__YOUR OBJECTIVE__: Find each line with the string "Moisture" and report it.

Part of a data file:

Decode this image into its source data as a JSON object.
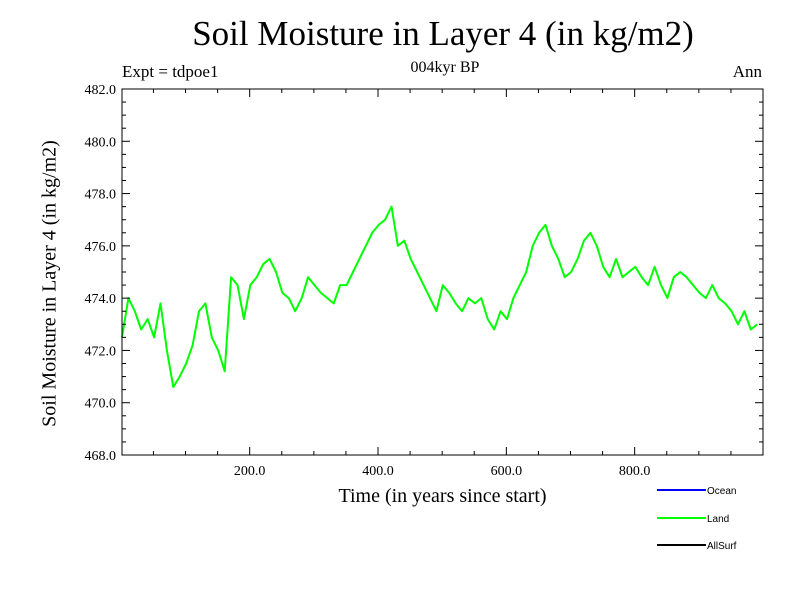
{
  "chart_data": {
    "type": "line",
    "title": "Soil Moisture in Layer 4 (in kg/m2)",
    "subtitle": "004kyr BP",
    "left_annotation": "Expt = tdpoe1",
    "right_annotation": "Ann",
    "xlabel": "Time (in years since start)",
    "ylabel": "Soil Moisture in Layer 4 (in kg/m2)",
    "xlim": [
      1,
      1000
    ],
    "ylim": [
      468.0,
      482.0
    ],
    "xticks": [
      200,
      400,
      600,
      800
    ],
    "xtick_labels": [
      "200.0",
      "400.0",
      "600.0",
      "800.0"
    ],
    "yticks": [
      468,
      470,
      472,
      474,
      476,
      478,
      480,
      482
    ],
    "ytick_labels": [
      "468.0",
      "470.0",
      "472.0",
      "474.0",
      "476.0",
      "478.0",
      "480.0",
      "482.0"
    ],
    "grid": false,
    "legend": [
      {
        "name": "Ocean",
        "color": "#0000ff"
      },
      {
        "name": "Land",
        "color": "#00ff00"
      },
      {
        "name": "AllSurf",
        "color": "#000000"
      }
    ],
    "series": [
      {
        "name": "Land",
        "color": "#00ff00",
        "x_start": 1,
        "x_step": 10,
        "values": [
          472.5,
          474.0,
          473.5,
          472.8,
          473.2,
          472.5,
          473.8,
          472.0,
          470.6,
          471.0,
          471.5,
          472.2,
          473.5,
          473.8,
          472.5,
          472.0,
          471.2,
          474.8,
          474.5,
          473.2,
          474.5,
          474.8,
          475.3,
          475.5,
          475.0,
          474.2,
          474.0,
          473.5,
          474.0,
          474.8,
          474.5,
          474.2,
          474.0,
          473.8,
          474.5,
          474.5,
          475.0,
          475.5,
          476.0,
          476.5,
          476.8,
          477.0,
          477.5,
          476.0,
          476.2,
          475.5,
          475.0,
          474.5,
          474.0,
          473.5,
          474.5,
          474.2,
          473.8,
          473.5,
          474.0,
          473.8,
          474.0,
          473.2,
          472.8,
          473.5,
          473.2,
          474.0,
          474.5,
          475.0,
          476.0,
          476.5,
          476.8,
          476.0,
          475.5,
          474.8,
          475.0,
          475.5,
          476.2,
          476.5,
          476.0,
          475.2,
          474.8,
          475.5,
          474.8,
          475.0,
          475.2,
          474.8,
          474.5,
          475.2,
          474.5,
          474.0,
          474.8,
          475.0,
          474.8,
          474.5,
          474.2,
          474.0,
          474.5,
          474.0,
          473.8,
          473.5,
          473.0,
          473.5,
          472.8,
          473.0
        ]
      },
      {
        "name": "Ocean",
        "color": "#0000ff",
        "values": []
      },
      {
        "name": "AllSurf",
        "color": "#000000",
        "values": []
      }
    ]
  }
}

__OUTPUT FOR THIS EXERCISE__:
    "title": "Soil Moisture in Layer 4 (in kg/m2)",
    "ylabel": "Soil Moisture in Layer 4 (in kg/m2)",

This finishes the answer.